> [Task prompt] Each entry below is to be transcribed exactly.

....

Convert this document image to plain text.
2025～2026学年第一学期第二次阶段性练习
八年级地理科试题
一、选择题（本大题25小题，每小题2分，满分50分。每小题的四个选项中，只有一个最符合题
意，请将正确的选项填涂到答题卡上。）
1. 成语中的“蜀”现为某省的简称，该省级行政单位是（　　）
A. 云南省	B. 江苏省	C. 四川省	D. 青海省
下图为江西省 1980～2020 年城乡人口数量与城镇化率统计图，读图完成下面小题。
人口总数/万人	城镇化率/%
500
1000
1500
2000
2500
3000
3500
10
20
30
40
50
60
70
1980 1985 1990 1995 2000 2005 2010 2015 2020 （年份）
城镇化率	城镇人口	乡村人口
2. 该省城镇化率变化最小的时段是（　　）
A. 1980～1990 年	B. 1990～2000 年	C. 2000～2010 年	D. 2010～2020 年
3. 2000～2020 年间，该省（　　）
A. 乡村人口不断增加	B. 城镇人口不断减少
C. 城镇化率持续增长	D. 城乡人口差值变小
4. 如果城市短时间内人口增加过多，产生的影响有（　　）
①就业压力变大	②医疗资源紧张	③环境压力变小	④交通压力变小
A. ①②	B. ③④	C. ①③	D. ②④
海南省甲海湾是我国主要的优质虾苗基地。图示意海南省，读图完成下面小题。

....

> [Written solution]
Convert this document image to plain text.
2025～2026学年第一学期第二次阶段性练习
八年级地理科试题
一、选择题（本大题25小题，每小题2分，满分50分。每小题的四个选项中，只有一个最符合题
意，请将正确的选项填涂到答题卡上。）
1. 成语中的“蜀”现为某省的简称，该省级行政单位是（　　）
A. 云南省	B. 江苏省	C. 四川省	D. 青海省
下图为江西省 1980～2020 年城乡人口数量与城镇化率统计图，读图完成下面小题。
人口总数/万人	城镇化率/%
500
1000
1500
2000
2500
3000
3500
10
20
30
40
50
60
70
1980 1985 1990 1995 2000 2005 2010 2015 2020 （年份）
城镇化率	城镇人口	乡村人口
2. 该省城镇化率变化最小的时段是（　　）
A. 1980～1990 年	B. 1990～2000 年	C. 2000～2010 年	D. 2010～2020 年
3. 2000～2020 年间，该省（　　）
A. 乡村人口不断增加	B. 城镇人口不断减少
C. 城镇化率持续增长	D. 城乡人口差值变小
4. 如果城市短时间内人口增加过多，产生的影响有（　　）
①就业压力变大	②医疗资源紧张	③环境压力变小	④交通压力变小
A. ①②	B. ③④	C. ①③	D. ②④
海南省甲海湾是我国主要的优质虾苗基地。图示意海南省，读图完成下面小题。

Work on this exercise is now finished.